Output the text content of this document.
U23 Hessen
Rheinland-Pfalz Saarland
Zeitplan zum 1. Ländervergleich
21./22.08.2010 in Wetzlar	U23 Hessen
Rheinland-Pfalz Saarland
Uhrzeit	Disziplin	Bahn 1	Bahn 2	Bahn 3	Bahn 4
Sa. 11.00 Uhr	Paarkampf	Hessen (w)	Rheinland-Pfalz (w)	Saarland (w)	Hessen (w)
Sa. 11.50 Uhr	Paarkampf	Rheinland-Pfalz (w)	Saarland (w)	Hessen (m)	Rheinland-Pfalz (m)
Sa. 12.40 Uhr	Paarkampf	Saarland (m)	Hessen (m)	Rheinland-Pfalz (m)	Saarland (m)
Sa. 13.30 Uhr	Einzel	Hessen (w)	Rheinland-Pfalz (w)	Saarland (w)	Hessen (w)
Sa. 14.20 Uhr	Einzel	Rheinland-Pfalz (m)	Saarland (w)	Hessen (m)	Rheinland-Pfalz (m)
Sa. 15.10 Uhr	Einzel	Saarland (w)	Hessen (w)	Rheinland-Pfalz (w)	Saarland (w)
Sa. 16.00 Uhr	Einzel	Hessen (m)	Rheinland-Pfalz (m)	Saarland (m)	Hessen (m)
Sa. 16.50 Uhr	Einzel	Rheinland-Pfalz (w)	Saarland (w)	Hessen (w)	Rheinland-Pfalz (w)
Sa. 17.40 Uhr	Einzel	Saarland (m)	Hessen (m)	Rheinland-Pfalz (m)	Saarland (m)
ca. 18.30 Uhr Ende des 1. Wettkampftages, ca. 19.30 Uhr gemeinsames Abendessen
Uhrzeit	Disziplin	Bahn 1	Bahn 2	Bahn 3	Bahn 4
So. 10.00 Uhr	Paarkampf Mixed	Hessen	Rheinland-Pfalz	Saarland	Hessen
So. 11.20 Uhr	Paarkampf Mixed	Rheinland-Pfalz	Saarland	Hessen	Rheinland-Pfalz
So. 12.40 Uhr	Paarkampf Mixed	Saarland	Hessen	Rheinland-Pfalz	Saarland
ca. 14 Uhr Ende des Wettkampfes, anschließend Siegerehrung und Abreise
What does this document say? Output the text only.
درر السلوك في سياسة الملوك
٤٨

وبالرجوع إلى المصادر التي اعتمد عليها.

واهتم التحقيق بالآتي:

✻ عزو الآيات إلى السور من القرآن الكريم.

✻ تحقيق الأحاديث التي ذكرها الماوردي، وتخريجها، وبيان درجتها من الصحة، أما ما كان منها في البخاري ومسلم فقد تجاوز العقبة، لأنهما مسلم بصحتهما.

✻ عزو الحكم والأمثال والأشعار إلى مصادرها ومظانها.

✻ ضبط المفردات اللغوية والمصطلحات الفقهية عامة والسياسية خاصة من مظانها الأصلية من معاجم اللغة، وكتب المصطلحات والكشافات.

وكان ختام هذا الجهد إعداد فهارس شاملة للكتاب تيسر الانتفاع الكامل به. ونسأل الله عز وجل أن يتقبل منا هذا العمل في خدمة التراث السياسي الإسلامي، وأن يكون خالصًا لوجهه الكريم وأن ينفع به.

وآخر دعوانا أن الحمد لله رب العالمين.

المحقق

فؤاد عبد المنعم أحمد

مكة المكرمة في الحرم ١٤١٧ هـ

------------------------------------------------------------

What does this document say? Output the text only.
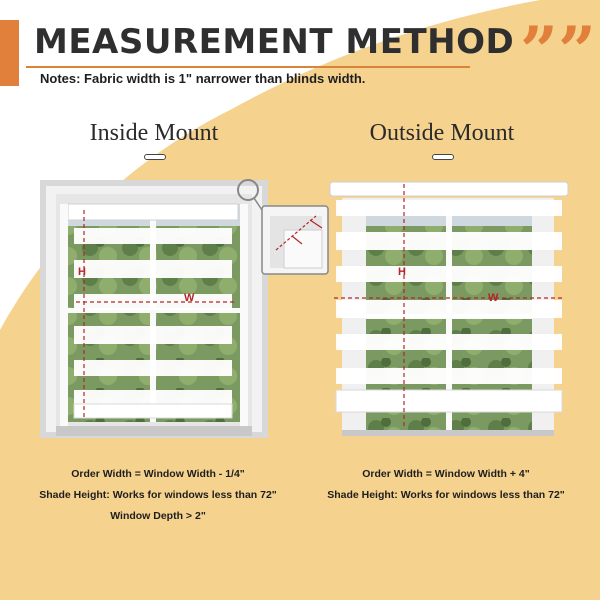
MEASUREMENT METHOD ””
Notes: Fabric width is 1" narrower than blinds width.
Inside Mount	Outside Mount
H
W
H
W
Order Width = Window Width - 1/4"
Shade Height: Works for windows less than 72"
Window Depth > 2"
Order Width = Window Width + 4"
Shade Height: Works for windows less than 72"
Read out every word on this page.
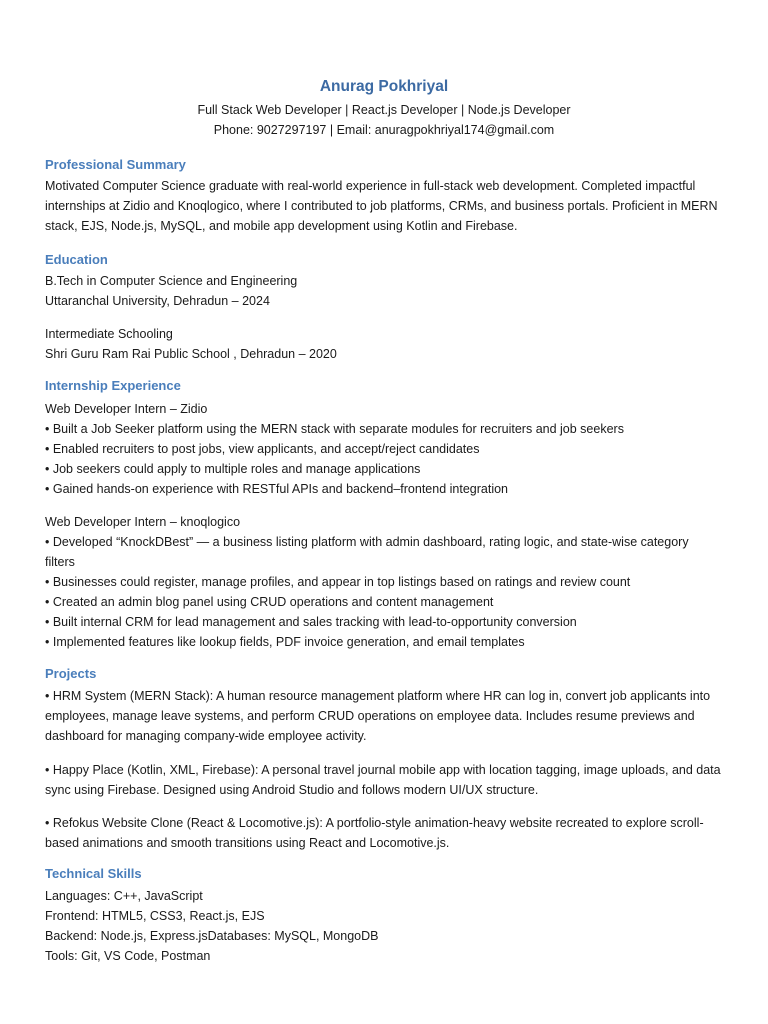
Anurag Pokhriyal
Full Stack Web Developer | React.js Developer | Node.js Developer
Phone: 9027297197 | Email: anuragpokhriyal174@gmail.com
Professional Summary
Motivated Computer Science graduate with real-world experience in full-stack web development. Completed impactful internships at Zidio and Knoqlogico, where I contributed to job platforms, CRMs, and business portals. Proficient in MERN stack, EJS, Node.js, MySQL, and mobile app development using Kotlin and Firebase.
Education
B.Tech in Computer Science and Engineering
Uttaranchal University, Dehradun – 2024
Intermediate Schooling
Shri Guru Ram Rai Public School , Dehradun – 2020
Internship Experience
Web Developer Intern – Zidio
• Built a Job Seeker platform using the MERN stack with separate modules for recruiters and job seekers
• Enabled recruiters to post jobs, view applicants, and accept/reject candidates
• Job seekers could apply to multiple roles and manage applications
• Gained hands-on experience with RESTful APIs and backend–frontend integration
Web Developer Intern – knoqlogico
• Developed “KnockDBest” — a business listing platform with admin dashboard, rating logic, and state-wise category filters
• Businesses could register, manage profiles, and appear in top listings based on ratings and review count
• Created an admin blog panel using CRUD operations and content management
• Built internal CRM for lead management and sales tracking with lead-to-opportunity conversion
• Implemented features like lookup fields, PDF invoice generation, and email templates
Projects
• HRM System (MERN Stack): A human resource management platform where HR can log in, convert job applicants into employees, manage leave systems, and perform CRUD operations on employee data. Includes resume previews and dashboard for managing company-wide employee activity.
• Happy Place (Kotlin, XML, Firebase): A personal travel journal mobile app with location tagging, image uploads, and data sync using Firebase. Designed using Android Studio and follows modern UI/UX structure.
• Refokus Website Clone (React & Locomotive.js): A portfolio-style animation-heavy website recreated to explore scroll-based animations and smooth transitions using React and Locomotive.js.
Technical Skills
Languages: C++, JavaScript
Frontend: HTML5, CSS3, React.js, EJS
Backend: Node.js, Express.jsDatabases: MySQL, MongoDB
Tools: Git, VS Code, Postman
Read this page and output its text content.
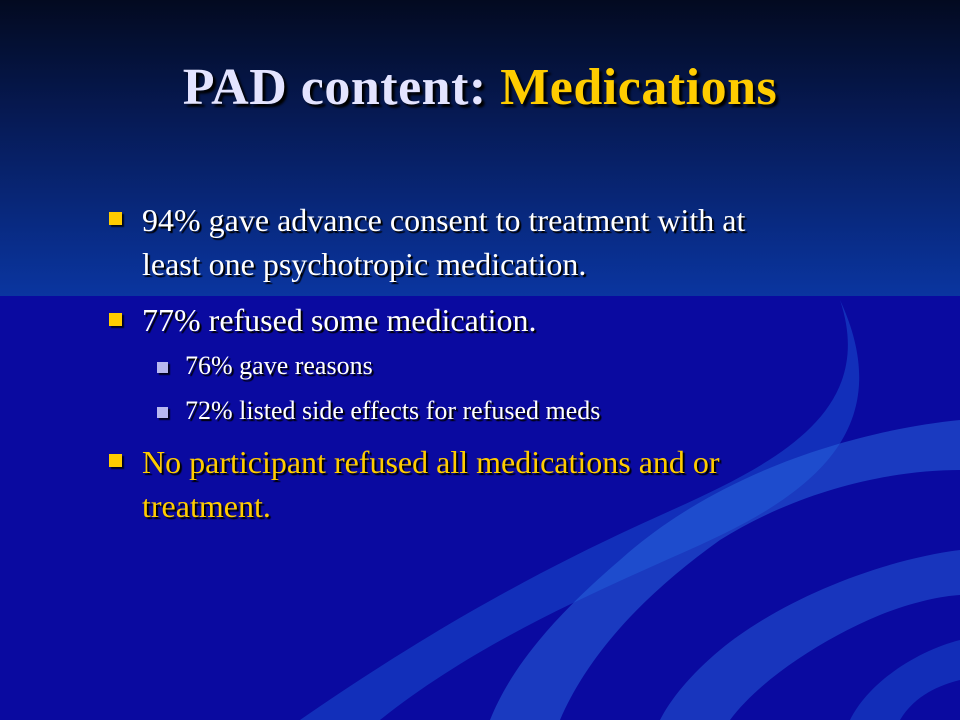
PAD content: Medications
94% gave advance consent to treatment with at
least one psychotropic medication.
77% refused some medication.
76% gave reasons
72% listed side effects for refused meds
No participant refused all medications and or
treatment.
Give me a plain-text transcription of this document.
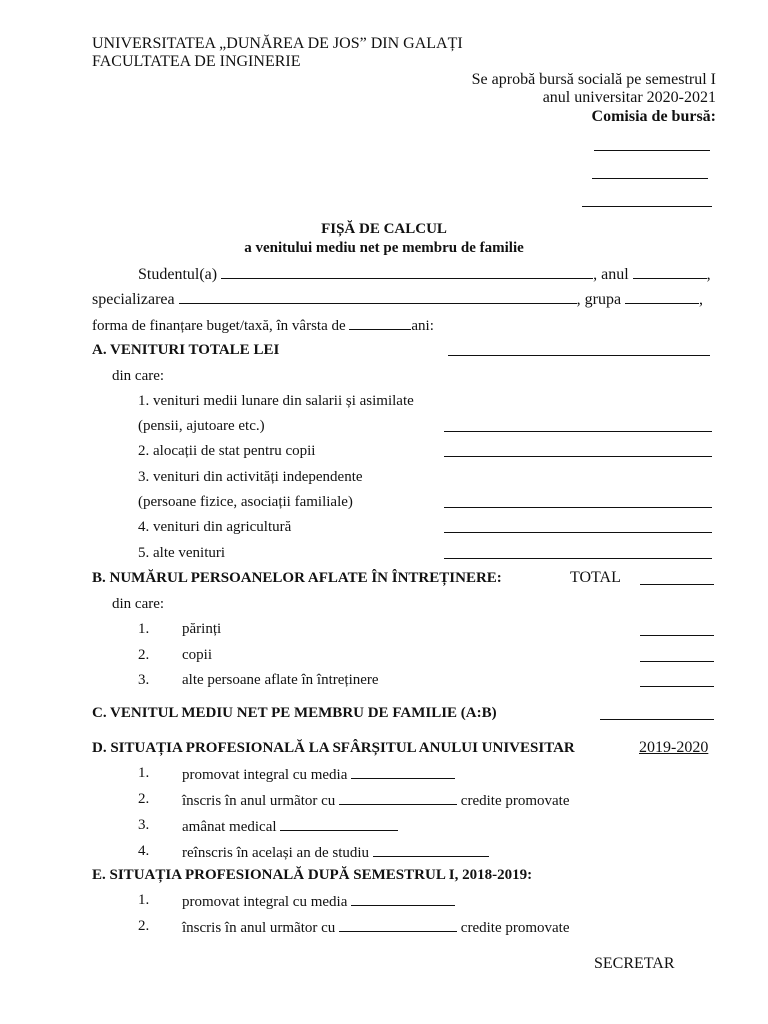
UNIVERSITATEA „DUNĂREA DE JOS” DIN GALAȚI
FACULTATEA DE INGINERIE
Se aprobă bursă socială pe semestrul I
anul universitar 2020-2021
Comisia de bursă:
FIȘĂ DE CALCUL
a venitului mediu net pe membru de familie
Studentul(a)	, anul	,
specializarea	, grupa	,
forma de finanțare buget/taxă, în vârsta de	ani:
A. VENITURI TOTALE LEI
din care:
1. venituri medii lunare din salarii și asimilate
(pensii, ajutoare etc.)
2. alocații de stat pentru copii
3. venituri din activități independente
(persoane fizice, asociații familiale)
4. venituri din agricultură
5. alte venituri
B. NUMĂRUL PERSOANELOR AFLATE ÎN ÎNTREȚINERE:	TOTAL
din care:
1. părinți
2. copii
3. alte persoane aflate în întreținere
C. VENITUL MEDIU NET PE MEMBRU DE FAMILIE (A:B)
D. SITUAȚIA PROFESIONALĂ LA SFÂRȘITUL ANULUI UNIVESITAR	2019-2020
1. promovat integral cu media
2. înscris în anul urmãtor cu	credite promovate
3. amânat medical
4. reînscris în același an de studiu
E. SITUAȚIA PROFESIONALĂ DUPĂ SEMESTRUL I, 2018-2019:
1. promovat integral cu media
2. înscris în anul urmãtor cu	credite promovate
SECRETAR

------------------------------------------------------------

TASK PROMPT. Report how many lines of the data hold the string "seekers"; give only the number.

OUTPUT. 2